* Task instructions:
Images must not appear in your copy; reproduce every other part of the records exactly.

* Material:
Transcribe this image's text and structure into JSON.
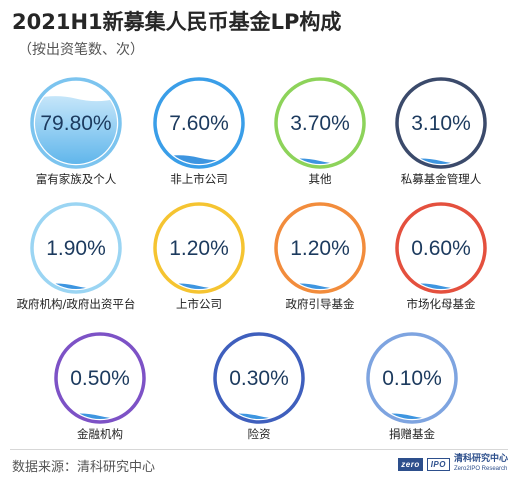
{
  "chart_data": {
    "type": "bubble",
    "title": "2021H1新募集人民币基金LP构成",
    "subtitle": "（按出资笔数、次）",
    "unit": "%",
    "categories": [
      "富有家族及个人",
      "非上市公司",
      "其他",
      "私募基金管理人",
      "政府机构/政府出资平台",
      "上市公司",
      "政府引导基金",
      "市场化母基金",
      "金融机构",
      "险资",
      "捐赠基金"
    ],
    "values": [
      79.8,
      7.6,
      3.7,
      3.1,
      1.9,
      1.2,
      1.2,
      0.6,
      0.5,
      0.3,
      0.1
    ],
    "value_labels": [
      "79.80%",
      "7.60%",
      "3.70%",
      "3.10%",
      "1.90%",
      "1.20%",
      "1.20%",
      "0.60%",
      "0.50%",
      "0.30%",
      "0.10%"
    ],
    "colors": [
      "#7cc4ef",
      "#3a9ee8",
      "#8dd35a",
      "#3b4a6b",
      "#9bd5f3",
      "#f5c431",
      "#f28c3c",
      "#e4503e",
      "#7d52c6",
      "#3f5fbd",
      "#7ea4e0"
    ]
  },
  "source": "数据来源：清科研究中心",
  "watermark": {
    "logo_left": "zero",
    "logo_right": "IPO",
    "name_cn": "清科研究中心",
    "name_en": "Zero2IPO Research"
  }
}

* Expected answer:
Transcribe this image's text and structure into JSON.
{
  "chart_data": {
    "type": "bubble",
    "title": "2021H1新募集人民币基金LP构成",
    "subtitle": "（按出资笔数、次）",
    "unit": "%",
    "categories": [
      "富有家族及个人",
      "非上市公司",
      "其他",
      "私募基金管理人",
      "政府机构/政府出资平台",
      "上市公司",
      "政府引导基金",
      "市场化母基金",
      "金融机构",
      "险资",
      "捐赠基金"
    ],
    "values": [
      79.8,
      7.6,
      3.7,
      3.1,
      1.9,
      1.2,
      1.2,
      0.6,
      0.5,
      0.3,
      0.1
    ],
    "value_labels": [
      "79.80%",
      "7.60%",
      "3.70%",
      "3.10%",
      "1.90%",
      "1.20%",
      "1.20%",
      "0.60%",
      "0.50%",
      "0.30%",
      "0.10%"
    ],
    "colors": [
      "#7cc4ef",
      "#3a9ee8",
      "#8dd35a",
      "#3b4a6b",
      "#9bd5f3",
      "#f5c431",
      "#f28c3c",
      "#e4503e",
      "#7d52c6",
      "#3f5fbd",
      "#7ea4e0"
    ]
  },
  "source": "数据来源：清科研究中心",
  "watermark": {
    "logo_left": "zero",
    "logo_right": "IPO",
    "name_cn": "清科研究中心",
    "name_en": "Zero2IPO Research"
  }
}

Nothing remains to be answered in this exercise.